** Start RECORDS SUPPLIED **

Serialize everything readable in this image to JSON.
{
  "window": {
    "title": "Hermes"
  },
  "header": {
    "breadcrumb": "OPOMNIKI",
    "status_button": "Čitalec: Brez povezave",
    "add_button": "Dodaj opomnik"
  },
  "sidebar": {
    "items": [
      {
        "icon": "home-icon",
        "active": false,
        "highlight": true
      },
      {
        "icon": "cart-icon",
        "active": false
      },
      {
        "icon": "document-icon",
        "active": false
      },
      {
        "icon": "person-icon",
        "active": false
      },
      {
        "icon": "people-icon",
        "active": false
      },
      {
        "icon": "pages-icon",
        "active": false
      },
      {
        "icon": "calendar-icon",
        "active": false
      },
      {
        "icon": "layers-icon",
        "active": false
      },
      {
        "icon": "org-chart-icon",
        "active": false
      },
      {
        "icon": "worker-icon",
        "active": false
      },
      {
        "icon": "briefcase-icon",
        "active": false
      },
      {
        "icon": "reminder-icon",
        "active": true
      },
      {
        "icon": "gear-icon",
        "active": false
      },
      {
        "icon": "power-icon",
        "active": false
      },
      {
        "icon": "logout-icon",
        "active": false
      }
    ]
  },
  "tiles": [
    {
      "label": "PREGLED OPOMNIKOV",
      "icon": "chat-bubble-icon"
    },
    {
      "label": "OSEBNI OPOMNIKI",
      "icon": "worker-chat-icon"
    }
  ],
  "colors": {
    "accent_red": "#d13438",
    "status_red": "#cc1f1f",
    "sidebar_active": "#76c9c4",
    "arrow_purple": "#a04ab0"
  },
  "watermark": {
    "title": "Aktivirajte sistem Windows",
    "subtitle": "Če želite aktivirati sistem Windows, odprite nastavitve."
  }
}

** End RECORDS SUPPLIED **

**STATED GOAL**
Nothing should be changed: write out all of the data as is.

**EXERCISE OUTPUT**
Serialize everything readable in this image to JSON.
{
  "window": {
    "title": "Hermes"
  },
  "header": {
    "breadcrumb": "OPOMNIKI",
    "status_button": "Čitalec: Brez povezave",
    "add_button": "Dodaj opomnik"
  },
  "sidebar": {
    "items": [
      {
        "icon": "home-icon",
        "active": false,
        "highlight": true
      },
      {
        "icon": "cart-icon",
        "active": false
      },
      {
        "icon": "document-icon",
        "active": false
      },
      {
        "icon": "person-icon",
        "active": false
      },
      {
        "icon": "people-icon",
        "active": false
      },
      {
        "icon": "pages-icon",
        "active": false
      },
      {
        "icon": "calendar-icon",
        "active": false
      },
      {
        "icon": "layers-icon",
        "active": false
      },
      {
        "icon": "org-chart-icon",
        "active": false
      },
      {
        "icon": "worker-icon",
        "active": false
      },
      {
        "icon": "briefcase-icon",
        "active": false
      },
      {
        "icon": "reminder-icon",
        "active": true
      },
      {
        "icon": "gear-icon",
        "active": false
      },
      {
        "icon": "power-icon",
        "active": false
      },
      {
        "icon": "logout-icon",
        "active": false
      }
    ]
  },
  "tiles": [
    {
      "label": "PREGLED OPOMNIKOV",
      "icon": "chat-bubble-icon"
    },
    {
      "label": "OSEBNI OPOMNIKI",
      "icon": "worker-chat-icon"
    }
  ],
  "colors": {
    "accent_red": "#d13438",
    "status_red": "#cc1f1f",
    "sidebar_active": "#76c9c4",
    "arrow_purple": "#a04ab0"
  },
  "watermark": {
    "title": "Aktivirajte sistem Windows",
    "subtitle": "Če želite aktivirati sistem Windows, odprite nastavitve."
  }
}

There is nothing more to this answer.